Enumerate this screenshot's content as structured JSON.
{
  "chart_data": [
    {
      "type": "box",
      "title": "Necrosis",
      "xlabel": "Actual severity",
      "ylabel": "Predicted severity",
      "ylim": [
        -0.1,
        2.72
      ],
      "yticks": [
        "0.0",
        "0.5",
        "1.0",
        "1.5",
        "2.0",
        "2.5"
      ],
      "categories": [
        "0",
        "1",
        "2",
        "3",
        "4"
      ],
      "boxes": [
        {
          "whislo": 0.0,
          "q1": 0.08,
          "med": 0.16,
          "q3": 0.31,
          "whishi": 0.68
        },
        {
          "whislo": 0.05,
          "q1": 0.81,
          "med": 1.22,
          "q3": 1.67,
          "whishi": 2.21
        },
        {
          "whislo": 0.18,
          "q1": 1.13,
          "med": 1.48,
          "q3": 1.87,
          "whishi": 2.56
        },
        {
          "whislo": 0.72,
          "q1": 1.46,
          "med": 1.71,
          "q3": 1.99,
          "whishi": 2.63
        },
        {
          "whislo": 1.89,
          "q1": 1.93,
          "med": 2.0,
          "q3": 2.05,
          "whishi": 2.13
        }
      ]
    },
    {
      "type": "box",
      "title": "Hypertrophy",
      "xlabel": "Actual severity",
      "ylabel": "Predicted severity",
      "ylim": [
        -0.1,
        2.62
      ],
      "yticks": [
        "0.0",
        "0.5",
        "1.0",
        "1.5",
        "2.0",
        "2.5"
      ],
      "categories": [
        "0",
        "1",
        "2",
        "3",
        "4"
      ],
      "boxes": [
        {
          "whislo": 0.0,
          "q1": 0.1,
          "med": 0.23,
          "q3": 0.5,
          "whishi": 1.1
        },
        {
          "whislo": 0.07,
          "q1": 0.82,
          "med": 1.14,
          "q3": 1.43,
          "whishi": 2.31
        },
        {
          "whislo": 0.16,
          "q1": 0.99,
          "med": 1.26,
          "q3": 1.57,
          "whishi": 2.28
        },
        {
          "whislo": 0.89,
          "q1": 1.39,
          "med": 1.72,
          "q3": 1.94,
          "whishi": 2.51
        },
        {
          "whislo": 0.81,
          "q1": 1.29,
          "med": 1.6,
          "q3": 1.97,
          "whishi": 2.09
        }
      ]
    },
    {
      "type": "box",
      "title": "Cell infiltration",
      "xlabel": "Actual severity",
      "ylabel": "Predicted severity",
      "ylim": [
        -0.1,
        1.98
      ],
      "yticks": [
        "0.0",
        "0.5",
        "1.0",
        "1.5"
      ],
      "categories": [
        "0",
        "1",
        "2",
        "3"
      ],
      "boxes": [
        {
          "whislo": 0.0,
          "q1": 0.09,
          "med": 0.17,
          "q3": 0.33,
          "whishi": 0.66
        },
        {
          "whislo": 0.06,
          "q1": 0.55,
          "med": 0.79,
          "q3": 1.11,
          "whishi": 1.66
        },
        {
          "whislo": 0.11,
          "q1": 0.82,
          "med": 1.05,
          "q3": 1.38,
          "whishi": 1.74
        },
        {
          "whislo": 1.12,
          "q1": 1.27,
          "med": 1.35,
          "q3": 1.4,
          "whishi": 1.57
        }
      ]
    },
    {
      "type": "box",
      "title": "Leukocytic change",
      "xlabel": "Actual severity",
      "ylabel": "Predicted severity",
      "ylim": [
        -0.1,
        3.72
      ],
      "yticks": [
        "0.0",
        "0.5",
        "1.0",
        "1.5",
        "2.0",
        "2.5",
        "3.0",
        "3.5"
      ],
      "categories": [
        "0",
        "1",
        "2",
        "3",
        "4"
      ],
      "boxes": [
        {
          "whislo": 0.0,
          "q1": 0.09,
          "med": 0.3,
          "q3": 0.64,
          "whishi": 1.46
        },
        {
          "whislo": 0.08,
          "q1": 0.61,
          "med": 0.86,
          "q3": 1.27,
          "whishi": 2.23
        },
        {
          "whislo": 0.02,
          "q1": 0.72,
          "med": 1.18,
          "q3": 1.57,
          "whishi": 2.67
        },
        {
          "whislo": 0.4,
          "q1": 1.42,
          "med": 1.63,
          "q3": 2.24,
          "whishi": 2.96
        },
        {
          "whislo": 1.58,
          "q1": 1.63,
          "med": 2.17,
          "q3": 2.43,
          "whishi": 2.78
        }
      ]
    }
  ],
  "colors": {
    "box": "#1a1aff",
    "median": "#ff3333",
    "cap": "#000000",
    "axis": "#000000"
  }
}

*****

Print out every record again, exactly and in full.

- _Completed exercise_
Enumerate this screenshot's content as structured JSON.
{
  "chart_data": [
    {
      "type": "box",
      "title": "Necrosis",
      "xlabel": "Actual severity",
      "ylabel": "Predicted severity",
      "ylim": [
        -0.1,
        2.72
      ],
      "yticks": [
        "0.0",
        "0.5",
        "1.0",
        "1.5",
        "2.0",
        "2.5"
      ],
      "categories": [
        "0",
        "1",
        "2",
        "3",
        "4"
      ],
      "boxes": [
        {
          "whislo": 0.0,
          "q1": 0.08,
          "med": 0.16,
          "q3": 0.31,
          "whishi": 0.68
        },
        {
          "whislo": 0.05,
          "q1": 0.81,
          "med": 1.22,
          "q3": 1.67,
          "whishi": 2.21
        },
        {
          "whislo": 0.18,
          "q1": 1.13,
          "med": 1.48,
          "q3": 1.87,
          "whishi": 2.56
        },
        {
          "whislo": 0.72,
          "q1": 1.46,
          "med": 1.71,
          "q3": 1.99,
          "whishi": 2.63
        },
        {
          "whislo": 1.89,
          "q1": 1.93,
          "med": 2.0,
          "q3": 2.05,
          "whishi": 2.13
        }
      ]
    },
    {
      "type": "box",
      "title": "Hypertrophy",
      "xlabel": "Actual severity",
      "ylabel": "Predicted severity",
      "ylim": [
        -0.1,
        2.62
      ],
      "yticks": [
        "0.0",
        "0.5",
        "1.0",
        "1.5",
        "2.0",
        "2.5"
      ],
      "categories": [
        "0",
        "1",
        "2",
        "3",
        "4"
      ],
      "boxes": [
        {
          "whislo": 0.0,
          "q1": 0.1,
          "med": 0.23,
          "q3": 0.5,
          "whishi": 1.1
        },
        {
          "whislo": 0.07,
          "q1": 0.82,
          "med": 1.14,
          "q3": 1.43,
          "whishi": 2.31
        },
        {
          "whislo": 0.16,
          "q1": 0.99,
          "med": 1.26,
          "q3": 1.57,
          "whishi": 2.28
        },
        {
          "whislo": 0.89,
          "q1": 1.39,
          "med": 1.72,
          "q3": 1.94,
          "whishi": 2.51
        },
        {
          "whislo": 0.81,
          "q1": 1.29,
          "med": 1.6,
          "q3": 1.97,
          "whishi": 2.09
        }
      ]
    },
    {
      "type": "box",
      "title": "Cell infiltration",
      "xlabel": "Actual severity",
      "ylabel": "Predicted severity",
      "ylim": [
        -0.1,
        1.98
      ],
      "yticks": [
        "0.0",
        "0.5",
        "1.0",
        "1.5"
      ],
      "categories": [
        "0",
        "1",
        "2",
        "3"
      ],
      "boxes": [
        {
          "whislo": 0.0,
          "q1": 0.09,
          "med": 0.17,
          "q3": 0.33,
          "whishi": 0.66
        },
        {
          "whislo": 0.06,
          "q1": 0.55,
          "med": 0.79,
          "q3": 1.11,
          "whishi": 1.66
        },
        {
          "whislo": 0.11,
          "q1": 0.82,
          "med": 1.05,
          "q3": 1.38,
          "whishi": 1.74
        },
        {
          "whislo": 1.12,
          "q1": 1.27,
          "med": 1.35,
          "q3": 1.4,
          "whishi": 1.57
        }
      ]
    },
    {
      "type": "box",
      "title": "Leukocytic change",
      "xlabel": "Actual severity",
      "ylabel": "Predicted severity",
      "ylim": [
        -0.1,
        3.72
      ],
      "yticks": [
        "0.0",
        "0.5",
        "1.0",
        "1.5",
        "2.0",
        "2.5",
        "3.0",
        "3.5"
      ],
      "categories": [
        "0",
        "1",
        "2",
        "3",
        "4"
      ],
      "boxes": [
        {
          "whislo": 0.0,
          "q1": 0.09,
          "med": 0.3,
          "q3": 0.64,
          "whishi": 1.46
        },
        {
          "whislo": 0.08,
          "q1": 0.61,
          "med": 0.86,
          "q3": 1.27,
          "whishi": 2.23
        },
        {
          "whislo": 0.02,
          "q1": 0.72,
          "med": 1.18,
          "q3": 1.57,
          "whishi": 2.67
        },
        {
          "whislo": 0.4,
          "q1": 1.42,
          "med": 1.63,
          "q3": 2.24,
          "whishi": 2.96
        },
        {
          "whislo": 1.58,
          "q1": 1.63,
          "med": 2.17,
          "q3": 2.43,
          "whishi": 2.78
        }
      ]
    }
  ],
  "colors": {
    "box": "#1a1aff",
    "median": "#ff3333",
    "cap": "#000000",
    "axis": "#000000"
  }
}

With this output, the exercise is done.